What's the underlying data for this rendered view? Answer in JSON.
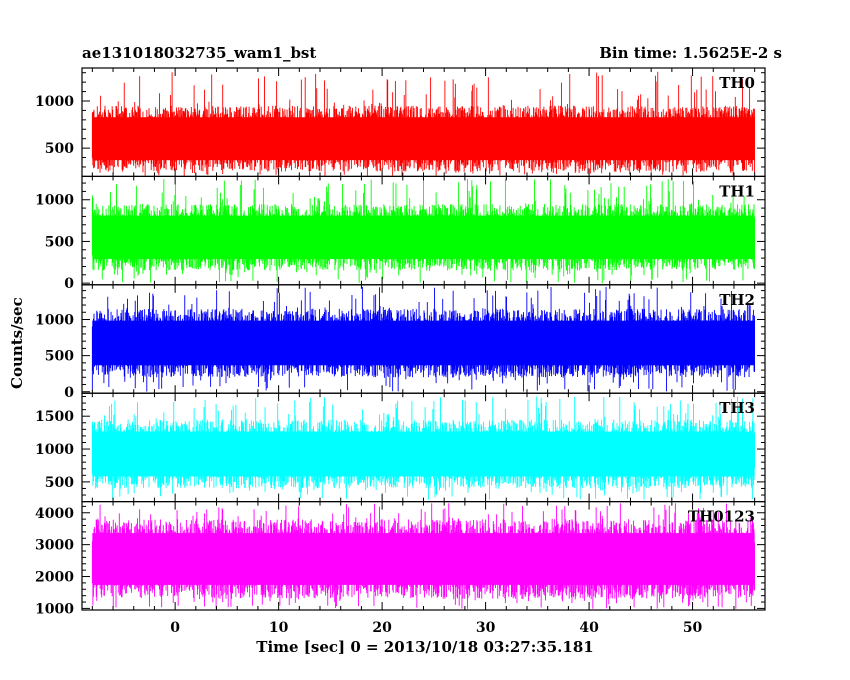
{
  "header": {
    "title_left": "ae131018032735_wam1_bst",
    "title_right": "Bin time: 1.5625E-2 s"
  },
  "chart_data": {
    "type": "line",
    "xlabel": "Time [sec] 0 = 2013/10/18 03:27:35.181",
    "ylabel": "Counts/sec",
    "xlim": [
      -9,
      57
    ],
    "x_ticks": [
      0,
      10,
      20,
      30,
      40,
      50
    ],
    "x_range_data": [
      -8,
      56
    ],
    "panels": [
      {
        "name": "TH0",
        "color": "#ff0000",
        "ylim": [
          200,
          1350
        ],
        "y_ticks": [
          500,
          1000
        ],
        "y_tick_labels": [
          "500",
          "1000"
        ],
        "typical_low": 250,
        "typical_high": 950,
        "peak": 1320
      },
      {
        "name": "TH1",
        "color": "#00ff00",
        "ylim": [
          -20,
          1280
        ],
        "y_ticks": [
          0,
          500,
          1000
        ],
        "y_tick_labels": [
          "0",
          "500",
          "1000"
        ],
        "typical_low": 150,
        "typical_high": 950,
        "peak": 1250
      },
      {
        "name": "TH2",
        "color": "#0000ff",
        "ylim": [
          -20,
          1480
        ],
        "y_ticks": [
          0,
          500,
          1000
        ],
        "y_tick_labels": [
          "0",
          "500",
          "1000"
        ],
        "typical_low": 200,
        "typical_high": 1150,
        "peak": 1450
      },
      {
        "name": "TH3",
        "color": "#00ffff",
        "ylim": [
          200,
          1850
        ],
        "y_ticks": [
          500,
          1000,
          1500
        ],
        "y_tick_labels": [
          "500",
          "1000",
          "1500"
        ],
        "typical_low": 400,
        "typical_high": 1450,
        "peak": 1800
      },
      {
        "name": "TH0123",
        "color": "#ff00ff",
        "ylim": [
          950,
          4350
        ],
        "y_ticks": [
          1000,
          2000,
          3000,
          4000
        ],
        "y_tick_labels": [
          "1000",
          "2000",
          "3000",
          "4000"
        ],
        "typical_low": 1300,
        "typical_high": 3800,
        "peak": 4300
      }
    ]
  }
}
________
Copy the material above exactly and drop the pictures.

• EXPECTED OUTPUT:
What's the underlying data for this rendered view? Answer in JSON.
{
  "header": {
    "title_left": "ae131018032735_wam1_bst",
    "title_right": "Bin time: 1.5625E-2 s"
  },
  "chart_data": {
    "type": "line",
    "xlabel": "Time [sec] 0 = 2013/10/18 03:27:35.181",
    "ylabel": "Counts/sec",
    "xlim": [
      -9,
      57
    ],
    "x_ticks": [
      0,
      10,
      20,
      30,
      40,
      50
    ],
    "x_range_data": [
      -8,
      56
    ],
    "panels": [
      {
        "name": "TH0",
        "color": "#ff0000",
        "ylim": [
          200,
          1350
        ],
        "y_ticks": [
          500,
          1000
        ],
        "y_tick_labels": [
          "500",
          "1000"
        ],
        "typical_low": 250,
        "typical_high": 950,
        "peak": 1320
      },
      {
        "name": "TH1",
        "color": "#00ff00",
        "ylim": [
          -20,
          1280
        ],
        "y_ticks": [
          0,
          500,
          1000
        ],
        "y_tick_labels": [
          "0",
          "500",
          "1000"
        ],
        "typical_low": 150,
        "typical_high": 950,
        "peak": 1250
      },
      {
        "name": "TH2",
        "color": "#0000ff",
        "ylim": [
          -20,
          1480
        ],
        "y_ticks": [
          0,
          500,
          1000
        ],
        "y_tick_labels": [
          "0",
          "500",
          "1000"
        ],
        "typical_low": 200,
        "typical_high": 1150,
        "peak": 1450
      },
      {
        "name": "TH3",
        "color": "#00ffff",
        "ylim": [
          200,
          1850
        ],
        "y_ticks": [
          500,
          1000,
          1500
        ],
        "y_tick_labels": [
          "500",
          "1000",
          "1500"
        ],
        "typical_low": 400,
        "typical_high": 1450,
        "peak": 1800
      },
      {
        "name": "TH0123",
        "color": "#ff00ff",
        "ylim": [
          950,
          4350
        ],
        "y_ticks": [
          1000,
          2000,
          3000,
          4000
        ],
        "y_tick_labels": [
          "1000",
          "2000",
          "3000",
          "4000"
        ],
        "typical_low": 1300,
        "typical_high": 3800,
        "peak": 4300
      }
    ]
  }
}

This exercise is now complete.